▶ Exercise: Repeat the listing in full, word for word.

▶ Given records:
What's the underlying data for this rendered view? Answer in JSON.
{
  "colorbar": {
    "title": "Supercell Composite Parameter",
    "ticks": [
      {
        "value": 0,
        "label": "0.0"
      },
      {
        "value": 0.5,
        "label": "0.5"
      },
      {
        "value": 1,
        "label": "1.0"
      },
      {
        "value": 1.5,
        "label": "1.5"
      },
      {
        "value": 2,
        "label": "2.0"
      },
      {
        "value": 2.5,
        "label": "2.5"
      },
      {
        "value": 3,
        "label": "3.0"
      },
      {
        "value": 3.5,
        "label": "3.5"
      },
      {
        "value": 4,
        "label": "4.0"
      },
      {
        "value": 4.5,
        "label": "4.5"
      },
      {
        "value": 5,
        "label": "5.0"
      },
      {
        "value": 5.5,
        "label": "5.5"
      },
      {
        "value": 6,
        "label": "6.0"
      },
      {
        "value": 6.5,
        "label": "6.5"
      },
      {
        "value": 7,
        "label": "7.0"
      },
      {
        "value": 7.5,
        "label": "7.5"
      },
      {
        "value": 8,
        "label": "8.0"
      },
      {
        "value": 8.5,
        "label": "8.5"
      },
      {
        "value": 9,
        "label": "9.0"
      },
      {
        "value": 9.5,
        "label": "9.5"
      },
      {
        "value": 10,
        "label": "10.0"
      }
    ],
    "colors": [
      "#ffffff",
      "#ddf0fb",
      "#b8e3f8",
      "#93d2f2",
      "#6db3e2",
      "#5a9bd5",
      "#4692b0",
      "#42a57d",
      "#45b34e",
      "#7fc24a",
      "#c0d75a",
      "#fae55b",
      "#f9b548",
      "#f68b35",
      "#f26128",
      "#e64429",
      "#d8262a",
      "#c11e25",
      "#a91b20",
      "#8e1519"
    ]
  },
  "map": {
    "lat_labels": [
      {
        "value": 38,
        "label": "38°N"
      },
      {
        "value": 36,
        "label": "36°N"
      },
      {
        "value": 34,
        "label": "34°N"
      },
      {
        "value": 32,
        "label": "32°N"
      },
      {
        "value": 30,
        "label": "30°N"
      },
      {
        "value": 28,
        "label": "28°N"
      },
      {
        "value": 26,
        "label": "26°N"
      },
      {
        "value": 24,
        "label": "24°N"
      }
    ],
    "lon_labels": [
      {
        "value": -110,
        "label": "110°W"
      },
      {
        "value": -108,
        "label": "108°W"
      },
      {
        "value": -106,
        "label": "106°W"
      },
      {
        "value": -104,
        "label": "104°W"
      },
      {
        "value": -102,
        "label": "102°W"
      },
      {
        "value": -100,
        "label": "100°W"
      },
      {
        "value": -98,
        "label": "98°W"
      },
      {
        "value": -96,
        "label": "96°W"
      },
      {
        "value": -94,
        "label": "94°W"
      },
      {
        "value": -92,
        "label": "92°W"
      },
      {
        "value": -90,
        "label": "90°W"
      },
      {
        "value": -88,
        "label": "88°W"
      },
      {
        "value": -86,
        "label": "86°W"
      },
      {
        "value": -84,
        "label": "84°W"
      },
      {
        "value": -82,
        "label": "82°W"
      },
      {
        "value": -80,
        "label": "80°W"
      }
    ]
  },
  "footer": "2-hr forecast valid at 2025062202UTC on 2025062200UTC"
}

▶ Exercise response:
What's the underlying data for this rendered view? Answer in JSON.
{
  "colorbar": {
    "title": "Supercell Composite Parameter",
    "ticks": [
      {
        "value": 0,
        "label": "0.0"
      },
      {
        "value": 0.5,
        "label": "0.5"
      },
      {
        "value": 1,
        "label": "1.0"
      },
      {
        "value": 1.5,
        "label": "1.5"
      },
      {
        "value": 2,
        "label": "2.0"
      },
      {
        "value": 2.5,
        "label": "2.5"
      },
      {
        "value": 3,
        "label": "3.0"
      },
      {
        "value": 3.5,
        "label": "3.5"
      },
      {
        "value": 4,
        "label": "4.0"
      },
      {
        "value": 4.5,
        "label": "4.5"
      },
      {
        "value": 5,
        "label": "5.0"
      },
      {
        "value": 5.5,
        "label": "5.5"
      },
      {
        "value": 6,
        "label": "6.0"
      },
      {
        "value": 6.5,
        "label": "6.5"
      },
      {
        "value": 7,
        "label": "7.0"
      },
      {
        "value": 7.5,
        "label": "7.5"
      },
      {
        "value": 8,
        "label": "8.0"
      },
      {
        "value": 8.5,
        "label": "8.5"
      },
      {
        "value": 9,
        "label": "9.0"
      },
      {
        "value": 9.5,
        "label": "9.5"
      },
      {
        "value": 10,
        "label": "10.0"
      }
    ],
    "colors": [
      "#ffffff",
      "#ddf0fb",
      "#b8e3f8",
      "#93d2f2",
      "#6db3e2",
      "#5a9bd5",
      "#4692b0",
      "#42a57d",
      "#45b34e",
      "#7fc24a",
      "#c0d75a",
      "#fae55b",
      "#f9b548",
      "#f68b35",
      "#f26128",
      "#e64429",
      "#d8262a",
      "#c11e25",
      "#a91b20",
      "#8e1519"
    ]
  },
  "map": {
    "lat_labels": [
      {
        "value": 38,
        "label": "38°N"
      },
      {
        "value": 36,
        "label": "36°N"
      },
      {
        "value": 34,
        "label": "34°N"
      },
      {
        "value": 32,
        "label": "32°N"
      },
      {
        "value": 30,
        "label": "30°N"
      },
      {
        "value": 28,
        "label": "28°N"
      },
      {
        "value": 26,
        "label": "26°N"
      },
      {
        "value": 24,
        "label": "24°N"
      }
    ],
    "lon_labels": [
      {
        "value": -110,
        "label": "110°W"
      },
      {
        "value": -108,
        "label": "108°W"
      },
      {
        "value": -106,
        "label": "106°W"
      },
      {
        "value": -104,
        "label": "104°W"
      },
      {
        "value": -102,
        "label": "102°W"
      },
      {
        "value": -100,
        "label": "100°W"
      },
      {
        "value": -98,
        "label": "98°W"
      },
      {
        "value": -96,
        "label": "96°W"
      },
      {
        "value": -94,
        "label": "94°W"
      },
      {
        "value": -92,
        "label": "92°W"
      },
      {
        "value": -90,
        "label": "90°W"
      },
      {
        "value": -88,
        "label": "88°W"
      },
      {
        "value": -86,
        "label": "86°W"
      },
      {
        "value": -84,
        "label": "84°W"
      },
      {
        "value": -82,
        "label": "82°W"
      },
      {
        "value": -80,
        "label": "80°W"
      }
    ]
  },
  "footer": "2-hr forecast valid at 2025062202UTC on 2025062200UTC"
}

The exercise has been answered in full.